━━━ Extracted material ━━━
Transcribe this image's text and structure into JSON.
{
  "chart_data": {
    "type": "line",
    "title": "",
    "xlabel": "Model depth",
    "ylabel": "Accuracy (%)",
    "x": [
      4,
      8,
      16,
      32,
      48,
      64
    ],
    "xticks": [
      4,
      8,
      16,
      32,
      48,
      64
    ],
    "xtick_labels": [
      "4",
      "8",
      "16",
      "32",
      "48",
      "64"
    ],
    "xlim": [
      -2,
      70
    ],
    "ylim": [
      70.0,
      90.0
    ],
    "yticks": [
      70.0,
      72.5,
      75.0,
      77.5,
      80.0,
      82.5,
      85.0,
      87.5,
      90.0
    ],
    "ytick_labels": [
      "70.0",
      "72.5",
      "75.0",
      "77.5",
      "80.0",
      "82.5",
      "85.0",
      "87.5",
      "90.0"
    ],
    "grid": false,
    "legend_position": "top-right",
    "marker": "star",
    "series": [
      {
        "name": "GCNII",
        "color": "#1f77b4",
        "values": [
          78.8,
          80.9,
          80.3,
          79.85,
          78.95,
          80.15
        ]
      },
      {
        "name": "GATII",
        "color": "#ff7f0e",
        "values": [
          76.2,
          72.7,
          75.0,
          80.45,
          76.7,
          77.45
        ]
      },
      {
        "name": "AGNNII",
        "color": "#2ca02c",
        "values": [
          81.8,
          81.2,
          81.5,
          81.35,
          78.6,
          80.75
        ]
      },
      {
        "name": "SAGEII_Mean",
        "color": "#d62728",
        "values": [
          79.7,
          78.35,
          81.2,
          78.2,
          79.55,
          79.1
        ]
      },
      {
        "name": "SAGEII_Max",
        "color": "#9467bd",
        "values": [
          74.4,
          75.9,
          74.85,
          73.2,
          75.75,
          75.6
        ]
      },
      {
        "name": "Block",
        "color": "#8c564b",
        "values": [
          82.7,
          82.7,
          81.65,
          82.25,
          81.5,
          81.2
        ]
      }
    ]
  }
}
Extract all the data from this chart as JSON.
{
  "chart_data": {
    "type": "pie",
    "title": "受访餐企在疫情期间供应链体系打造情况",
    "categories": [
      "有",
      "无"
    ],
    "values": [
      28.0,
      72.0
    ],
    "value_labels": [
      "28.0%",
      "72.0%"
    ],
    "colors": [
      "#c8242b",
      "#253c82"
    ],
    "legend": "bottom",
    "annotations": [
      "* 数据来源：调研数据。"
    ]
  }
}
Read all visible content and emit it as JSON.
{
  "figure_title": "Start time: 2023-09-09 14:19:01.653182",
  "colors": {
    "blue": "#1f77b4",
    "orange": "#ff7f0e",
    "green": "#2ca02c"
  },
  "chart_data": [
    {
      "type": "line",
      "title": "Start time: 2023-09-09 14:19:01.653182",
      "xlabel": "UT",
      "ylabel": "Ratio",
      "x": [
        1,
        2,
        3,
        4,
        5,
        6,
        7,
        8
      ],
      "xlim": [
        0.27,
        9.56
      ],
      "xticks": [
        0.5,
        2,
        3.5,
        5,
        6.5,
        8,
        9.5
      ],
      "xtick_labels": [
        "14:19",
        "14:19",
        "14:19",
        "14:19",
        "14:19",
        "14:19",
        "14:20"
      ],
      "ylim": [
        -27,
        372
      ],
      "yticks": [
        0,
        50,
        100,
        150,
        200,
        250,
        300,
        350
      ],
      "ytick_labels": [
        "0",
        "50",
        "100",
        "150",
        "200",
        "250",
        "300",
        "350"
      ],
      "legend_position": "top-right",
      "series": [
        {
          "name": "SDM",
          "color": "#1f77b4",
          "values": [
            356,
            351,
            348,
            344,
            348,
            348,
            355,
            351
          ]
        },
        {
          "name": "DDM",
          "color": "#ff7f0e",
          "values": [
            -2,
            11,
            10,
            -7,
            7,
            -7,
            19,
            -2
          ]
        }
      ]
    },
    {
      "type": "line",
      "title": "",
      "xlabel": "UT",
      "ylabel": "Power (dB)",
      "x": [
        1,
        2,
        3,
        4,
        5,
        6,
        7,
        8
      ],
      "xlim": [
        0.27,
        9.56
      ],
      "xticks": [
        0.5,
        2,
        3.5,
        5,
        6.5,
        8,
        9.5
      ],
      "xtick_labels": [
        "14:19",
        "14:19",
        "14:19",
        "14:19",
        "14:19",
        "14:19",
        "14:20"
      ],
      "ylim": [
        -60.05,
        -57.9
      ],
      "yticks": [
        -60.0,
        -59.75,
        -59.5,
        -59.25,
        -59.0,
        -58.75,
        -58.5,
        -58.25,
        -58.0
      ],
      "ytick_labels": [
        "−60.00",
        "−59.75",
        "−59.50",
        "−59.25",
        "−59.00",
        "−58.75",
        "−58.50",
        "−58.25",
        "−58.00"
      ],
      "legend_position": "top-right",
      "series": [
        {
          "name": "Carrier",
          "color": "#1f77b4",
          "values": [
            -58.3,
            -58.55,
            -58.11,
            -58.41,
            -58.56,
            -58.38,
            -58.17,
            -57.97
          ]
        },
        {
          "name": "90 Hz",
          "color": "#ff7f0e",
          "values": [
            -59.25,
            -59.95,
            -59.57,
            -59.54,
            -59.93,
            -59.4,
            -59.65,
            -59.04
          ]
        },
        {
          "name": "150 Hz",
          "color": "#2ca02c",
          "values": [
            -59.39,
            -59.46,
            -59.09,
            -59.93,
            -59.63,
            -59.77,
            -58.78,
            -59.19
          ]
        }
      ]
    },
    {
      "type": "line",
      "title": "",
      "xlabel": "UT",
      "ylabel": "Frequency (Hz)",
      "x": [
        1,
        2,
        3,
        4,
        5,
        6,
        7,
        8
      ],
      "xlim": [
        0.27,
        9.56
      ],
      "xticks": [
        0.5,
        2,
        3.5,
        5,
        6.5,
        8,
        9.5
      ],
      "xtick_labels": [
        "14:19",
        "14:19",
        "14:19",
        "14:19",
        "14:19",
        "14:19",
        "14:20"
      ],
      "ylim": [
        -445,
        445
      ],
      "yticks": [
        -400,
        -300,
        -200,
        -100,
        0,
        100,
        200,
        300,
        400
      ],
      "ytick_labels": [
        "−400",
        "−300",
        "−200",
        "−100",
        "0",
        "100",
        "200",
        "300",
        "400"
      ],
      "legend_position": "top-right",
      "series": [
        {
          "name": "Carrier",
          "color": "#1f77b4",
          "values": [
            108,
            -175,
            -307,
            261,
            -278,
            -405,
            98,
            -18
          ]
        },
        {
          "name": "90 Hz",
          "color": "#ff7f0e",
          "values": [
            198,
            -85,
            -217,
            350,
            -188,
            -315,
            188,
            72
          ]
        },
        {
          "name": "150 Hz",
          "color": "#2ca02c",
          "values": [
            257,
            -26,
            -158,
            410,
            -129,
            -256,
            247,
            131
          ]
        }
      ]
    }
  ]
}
━━━
**Work to complete**
Emit the records above again, exactly, with no line skipped.

**Result below**
Transcribe this image's text and structure into JSON.
{
  "chart_data": {
    "type": "line",
    "title": "",
    "xlabel": "Model depth",
    "ylabel": "Accuracy (%)",
    "x": [
      4,
      8,
      16,
      32,
      48,
      64
    ],
    "xticks": [
      4,
      8,
      16,
      32,
      48,
      64
    ],
    "xtick_labels": [
      "4",
      "8",
      "16",
      "32",
      "48",
      "64"
    ],
    "xlim": [
      -2,
      70
    ],
    "ylim": [
      70.0,
      90.0
    ],
    "yticks": [
      70.0,
      72.5,
      75.0,
      77.5,
      80.0,
      82.5,
      85.0,
      87.5,
      90.0
    ],
    "ytick_labels": [
      "70.0",
      "72.5",
      "75.0",
      "77.5",
      "80.0",
      "82.5",
      "85.0",
      "87.5",
      "90.0"
    ],
    "grid": false,
    "legend_position": "top-right",
    "marker": "star",
    "series": [
      {
        "name": "GCNII",
        "color": "#1f77b4",
        "values": [
          78.8,
          80.9,
          80.3,
          79.85,
          78.95,
          80.15
        ]
      },
      {
        "name": "GATII",
        "color": "#ff7f0e",
        "values": [
          76.2,
          72.7,
          75.0,
          80.45,
          76.7,
          77.45
        ]
      },
      {
        "name": "AGNNII",
        "color": "#2ca02c",
        "values": [
          81.8,
          81.2,
          81.5,
          81.35,
          78.6,
          80.75
        ]
      },
      {
        "name": "SAGEII_Mean",
        "color": "#d62728",
        "values": [
          79.7,
          78.35,
          81.2,
          78.2,
          79.55,
          79.1
        ]
      },
      {
        "name": "SAGEII_Max",
        "color": "#9467bd",
        "values": [
          74.4,
          75.9,
          74.85,
          73.2,
          75.75,
          75.6
        ]
      },
      {
        "name": "Block",
        "color": "#8c564b",
        "values": [
          82.7,
          82.7,
          81.65,
          82.25,
          81.5,
          81.2
        ]
      }
    ]
  }
}
Extract all the data from this chart as JSON.
{
  "chart_data": {
    "type": "pie",
    "title": "受访餐企在疫情期间供应链体系打造情况",
    "categories": [
      "有",
      "无"
    ],
    "values": [
      28.0,
      72.0
    ],
    "value_labels": [
      "28.0%",
      "72.0%"
    ],
    "colors": [
      "#c8242b",
      "#253c82"
    ],
    "legend": "bottom",
    "annotations": [
      "* 数据来源：调研数据。"
    ]
  }
}
Read all visible content and emit it as JSON.
{
  "figure_title": "Start time: 2023-09-09 14:19:01.653182",
  "colors": {
    "blue": "#1f77b4",
    "orange": "#ff7f0e",
    "green": "#2ca02c"
  },
  "chart_data": [
    {
      "type": "line",
      "title": "Start time: 2023-09-09 14:19:01.653182",
      "xlabel": "UT",
      "ylabel": "Ratio",
      "x": [
        1,
        2,
        3,
        4,
        5,
        6,
        7,
        8
      ],
      "xlim": [
        0.27,
        9.56
      ],
      "xticks": [
        0.5,
        2,
        3.5,
        5,
        6.5,
        8,
        9.5
      ],
      "xtick_labels": [
        "14:19",
        "14:19",
        "14:19",
        "14:19",
        "14:19",
        "14:19",
        "14:20"
      ],
      "ylim": [
        -27,
        372
      ],
      "yticks": [
        0,
        50,
        100,
        150,
        200,
        250,
        300,
        350
      ],
      "ytick_labels": [
        "0",
        "50",
        "100",
        "150",
        "200",
        "250",
        "300",
        "350"
      ],
      "legend_position": "top-right",
      "series": [
        {
          "name": "SDM",
          "color": "#1f77b4",
          "values": [
            356,
            351,
            348,
            344,
            348,
            348,
            355,
            351
          ]
        },
        {
          "name": "DDM",
          "color": "#ff7f0e",
          "values": [
            -2,
            11,
            10,
            -7,
            7,
            -7,
            19,
            -2
          ]
        }
      ]
    },
    {
      "type": "line",
      "title": "",
      "xlabel": "UT",
      "ylabel": "Power (dB)",
      "x": [
        1,
        2,
        3,
        4,
        5,
        6,
        7,
        8
      ],
      "xlim": [
        0.27,
        9.56
      ],
      "xticks": [
        0.5,
        2,
        3.5,
        5,
        6.5,
        8,
        9.5
      ],
      "xtick_labels": [
        "14:19",
        "14:19",
        "14:19",
        "14:19",
        "14:19",
        "14:19",
        "14:20"
      ],
      "ylim": [
        -60.05,
        -57.9
      ],
      "yticks": [
        -60.0,
        -59.75,
        -59.5,
        -59.25,
        -59.0,
        -58.75,
        -58.5,
        -58.25,
        -58.0
      ],
      "ytick_labels": [
        "−60.00",
        "−59.75",
        "−59.50",
        "−59.25",
        "−59.00",
        "−58.75",
        "−58.50",
        "−58.25",
        "−58.00"
      ],
      "legend_position": "top-right",
      "series": [
        {
          "name": "Carrier",
          "color": "#1f77b4",
          "values": [
            -58.3,
            -58.55,
            -58.11,
            -58.41,
            -58.56,
            -58.38,
            -58.17,
            -57.97
          ]
        },
        {
          "name": "90 Hz",
          "color": "#ff7f0e",
          "values": [
            -59.25,
            -59.95,
            -59.57,
            -59.54,
            -59.93,
            -59.4,
            -59.65,
            -59.04
          ]
        },
        {
          "name": "150 Hz",
          "color": "#2ca02c",
          "values": [
            -59.39,
            -59.46,
            -59.09,
            -59.93,
            -59.63,
            -59.77,
            -58.78,
            -59.19
          ]
        }
      ]
    },
    {
      "type": "line",
      "title": "",
      "xlabel": "UT",
      "ylabel": "Frequency (Hz)",
      "x": [
        1,
        2,
        3,
        4,
        5,
        6,
        7,
        8
      ],
      "xlim": [
        0.27,
        9.56
      ],
      "xticks": [
        0.5,
        2,
        3.5,
        5,
        6.5,
        8,
        9.5
      ],
      "xtick_labels": [
        "14:19",
        "14:19",
        "14:19",
        "14:19",
        "14:19",
        "14:19",
        "14:20"
      ],
      "ylim": [
        -445,
        445
      ],
      "yticks": [
        -400,
        -300,
        -200,
        -100,
        0,
        100,
        200,
        300,
        400
      ],
      "ytick_labels": [
        "−400",
        "−300",
        "−200",
        "−100",
        "0",
        "100",
        "200",
        "300",
        "400"
      ],
      "legend_position": "top-right",
      "series": [
        {
          "name": "Carrier",
          "color": "#1f77b4",
          "values": [
            108,
            -175,
            -307,
            261,
            -278,
            -405,
            98,
            -18
          ]
        },
        {
          "name": "90 Hz",
          "color": "#ff7f0e",
          "values": [
            198,
            -85,
            -217,
            350,
            -188,
            -315,
            188,
            72
          ]
        },
        {
          "name": "150 Hz",
          "color": "#2ca02c",
          "values": [
            257,
            -26,
            -158,
            410,
            -129,
            -256,
            247,
            131
          ]
        }
      ]
    }
  ]
}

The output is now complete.